**WHAT YOU HAVE TO DO**. Leave out all pictures and give back precisely the lines from the line with "Convert this screenshot" to the line with "Read all visible content and emit it as JSON.", including those two lines.

**ENTRIES PROVIDED**.
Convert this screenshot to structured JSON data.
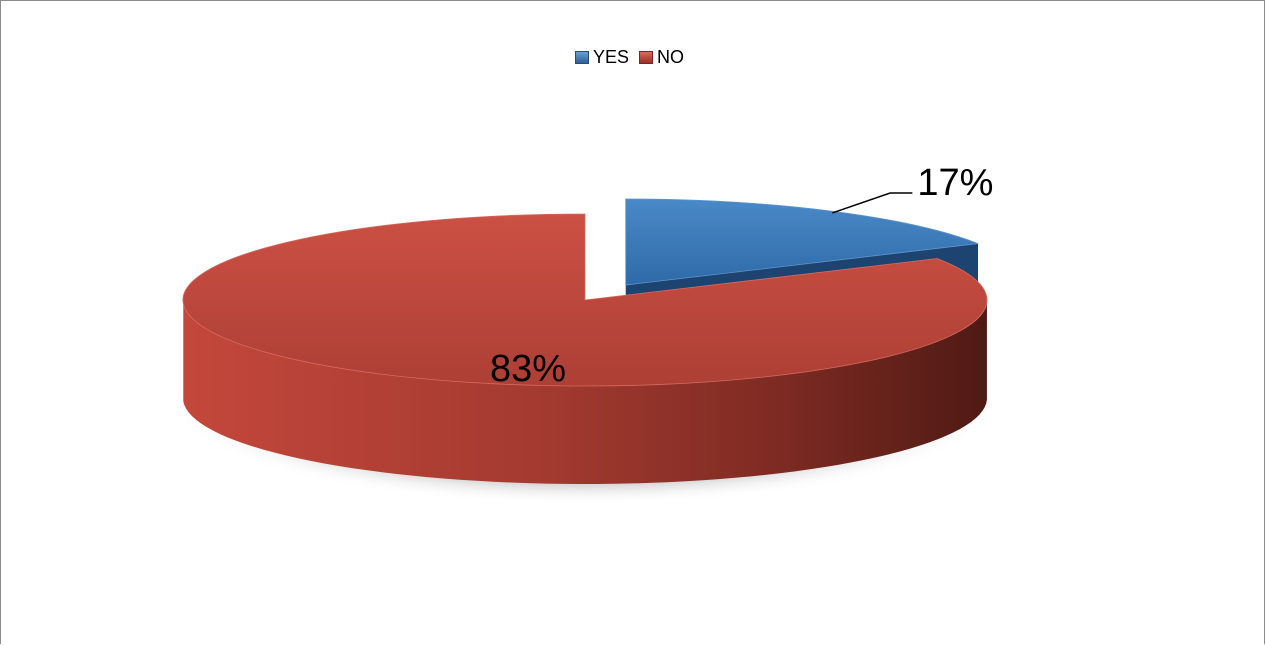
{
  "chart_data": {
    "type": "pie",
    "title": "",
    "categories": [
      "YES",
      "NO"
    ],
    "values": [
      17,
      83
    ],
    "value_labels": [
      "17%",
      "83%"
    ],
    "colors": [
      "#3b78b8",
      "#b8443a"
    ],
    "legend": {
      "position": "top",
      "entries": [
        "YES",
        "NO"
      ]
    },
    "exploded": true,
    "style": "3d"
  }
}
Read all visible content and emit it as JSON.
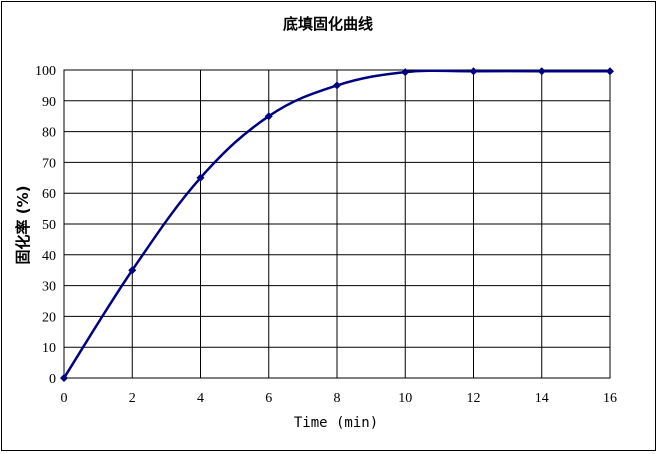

---

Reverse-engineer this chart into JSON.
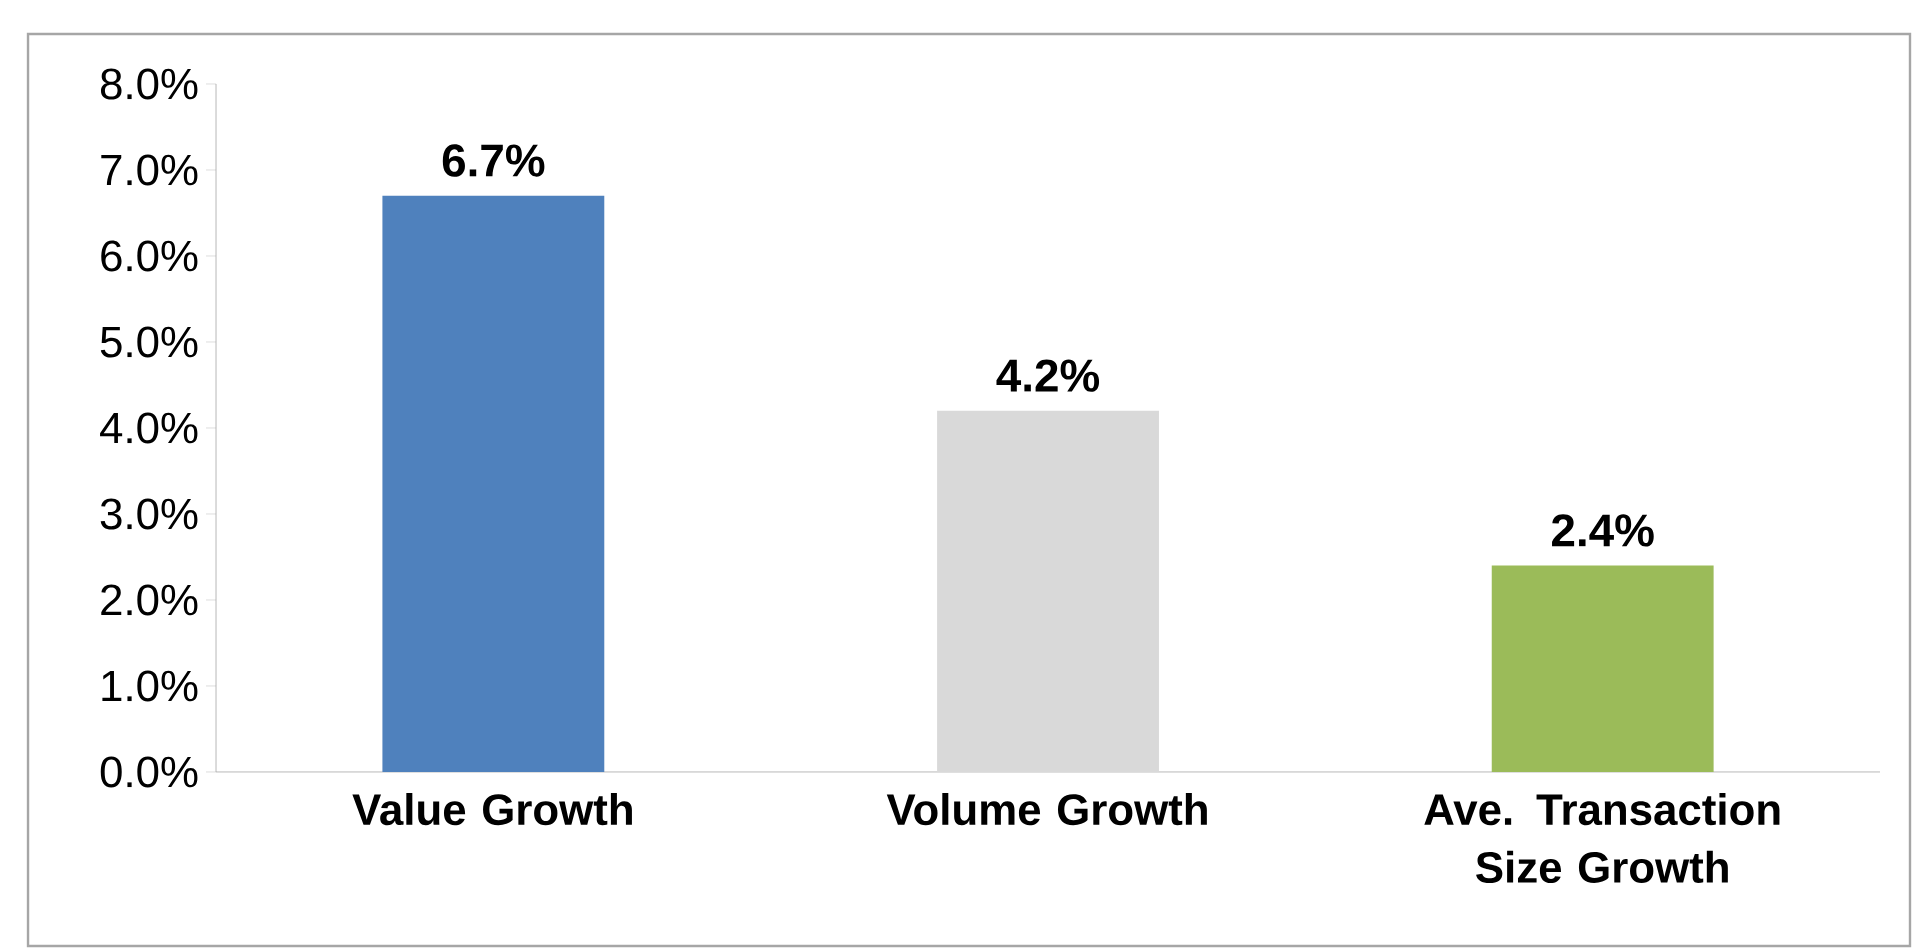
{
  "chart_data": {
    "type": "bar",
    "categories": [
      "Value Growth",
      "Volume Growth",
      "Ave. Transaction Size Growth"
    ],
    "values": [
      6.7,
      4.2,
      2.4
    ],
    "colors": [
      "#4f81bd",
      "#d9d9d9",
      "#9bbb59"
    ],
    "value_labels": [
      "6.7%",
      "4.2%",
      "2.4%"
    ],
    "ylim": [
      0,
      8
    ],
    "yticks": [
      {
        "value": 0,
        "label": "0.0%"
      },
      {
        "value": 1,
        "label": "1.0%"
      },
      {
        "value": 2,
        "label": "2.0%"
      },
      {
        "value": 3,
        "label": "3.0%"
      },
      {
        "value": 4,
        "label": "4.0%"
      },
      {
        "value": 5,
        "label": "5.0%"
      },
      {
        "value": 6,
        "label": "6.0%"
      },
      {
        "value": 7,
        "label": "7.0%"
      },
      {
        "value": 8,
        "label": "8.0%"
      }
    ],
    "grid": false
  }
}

---

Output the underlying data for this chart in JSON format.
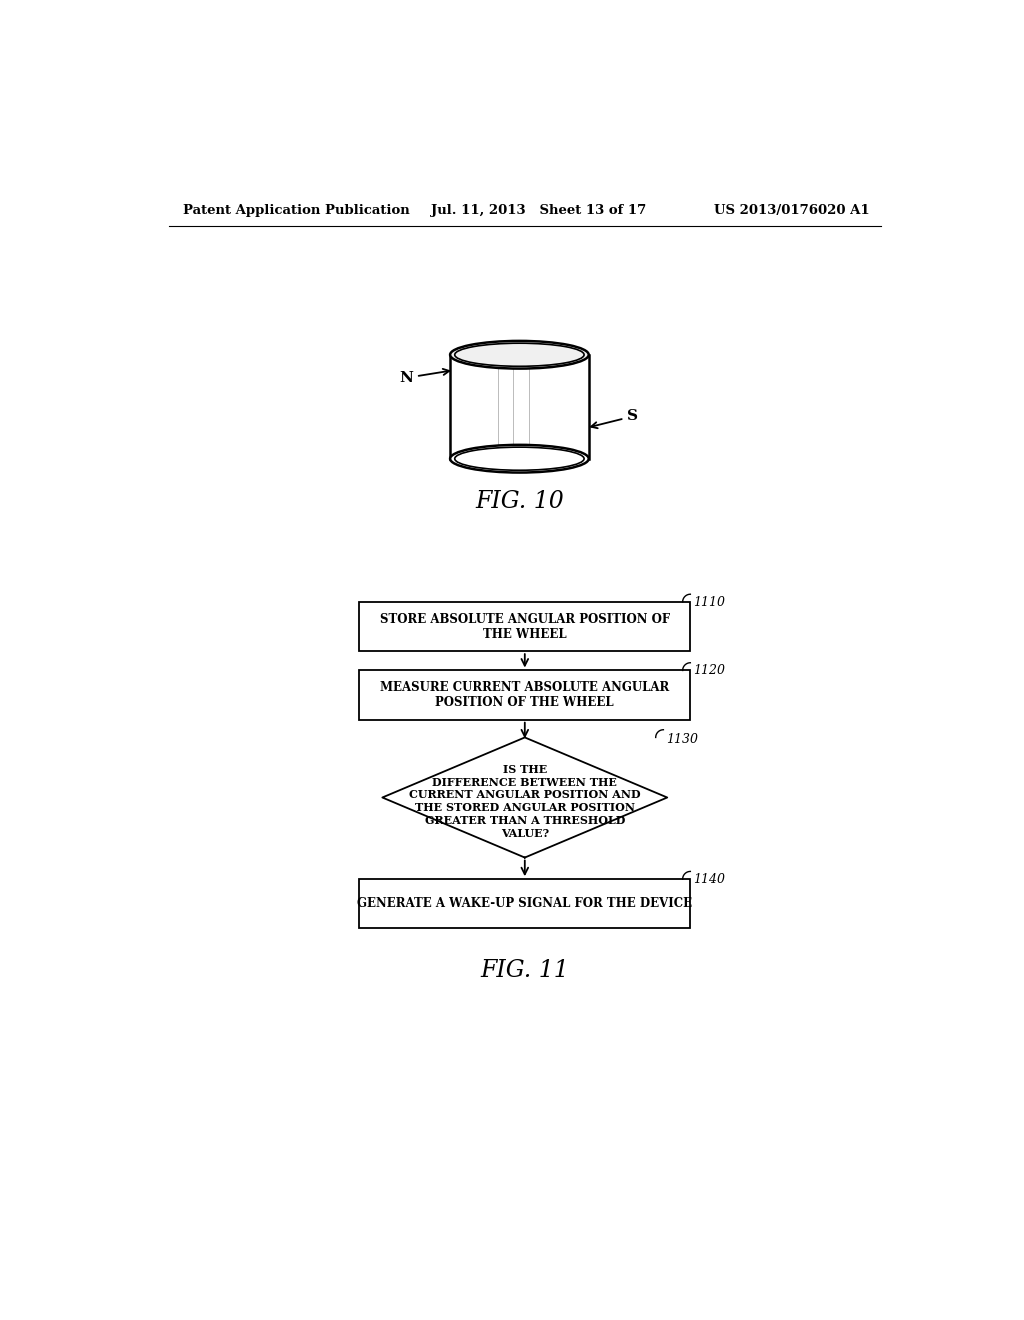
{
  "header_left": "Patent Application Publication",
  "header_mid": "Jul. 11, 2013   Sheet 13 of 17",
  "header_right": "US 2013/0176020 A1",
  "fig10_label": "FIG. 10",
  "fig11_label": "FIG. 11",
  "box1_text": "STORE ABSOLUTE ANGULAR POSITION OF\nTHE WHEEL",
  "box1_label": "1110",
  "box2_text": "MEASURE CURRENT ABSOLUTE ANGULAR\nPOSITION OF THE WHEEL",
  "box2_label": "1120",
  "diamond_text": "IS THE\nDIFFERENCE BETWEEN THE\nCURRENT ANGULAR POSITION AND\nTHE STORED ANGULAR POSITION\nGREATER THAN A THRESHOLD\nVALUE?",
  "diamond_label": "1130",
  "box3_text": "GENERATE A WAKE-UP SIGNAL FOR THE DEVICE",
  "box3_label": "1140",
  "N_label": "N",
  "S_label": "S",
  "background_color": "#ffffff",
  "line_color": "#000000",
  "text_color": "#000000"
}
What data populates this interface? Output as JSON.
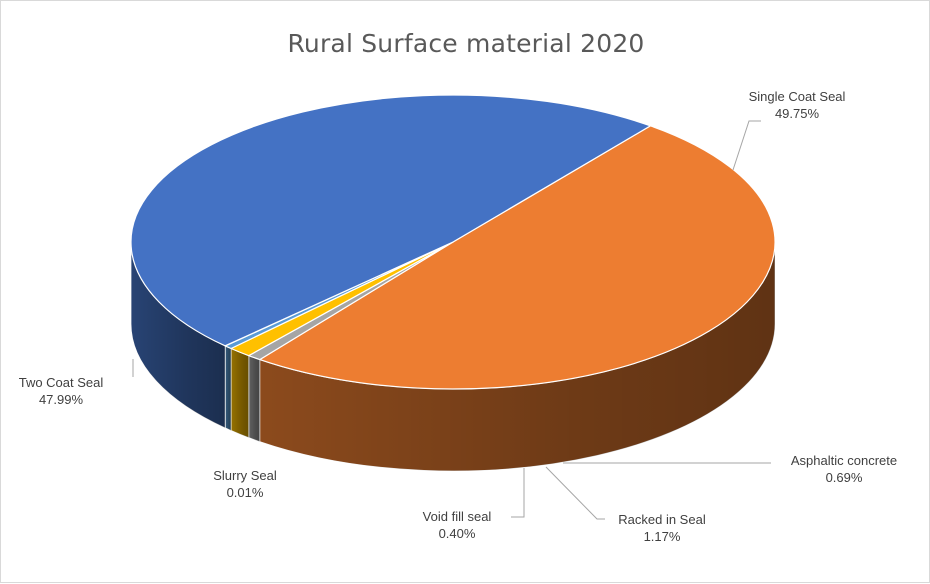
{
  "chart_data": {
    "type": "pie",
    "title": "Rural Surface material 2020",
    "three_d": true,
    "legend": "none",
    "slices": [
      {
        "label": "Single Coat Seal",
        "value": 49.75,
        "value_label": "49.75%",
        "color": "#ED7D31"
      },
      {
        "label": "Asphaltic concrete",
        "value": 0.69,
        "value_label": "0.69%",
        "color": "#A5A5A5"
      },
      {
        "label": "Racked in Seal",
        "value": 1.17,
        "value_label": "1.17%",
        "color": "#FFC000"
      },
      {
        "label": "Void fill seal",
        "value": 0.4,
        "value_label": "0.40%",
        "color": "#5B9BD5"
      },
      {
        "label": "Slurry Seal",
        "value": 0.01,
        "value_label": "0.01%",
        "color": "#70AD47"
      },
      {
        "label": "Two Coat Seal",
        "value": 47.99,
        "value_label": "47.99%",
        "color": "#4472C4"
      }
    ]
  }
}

**ANSWER TO THIS TASK**.
Convert this screenshot to structured JSON data.
{
  "chart_data": {
    "type": "pie",
    "title": "",
    "categories": [
      "YES",
      "NO"
    ],
    "values": [
      17,
      83
    ],
    "value_labels": [
      "17%",
      "83%"
    ],
    "colors": [
      "#3b78b8",
      "#b8443a"
    ],
    "legend": {
      "position": "top",
      "entries": [
        "YES",
        "NO"
      ]
    },
    "exploded": true,
    "style": "3d"
  }
}
Read all visible content and emit it as JSON.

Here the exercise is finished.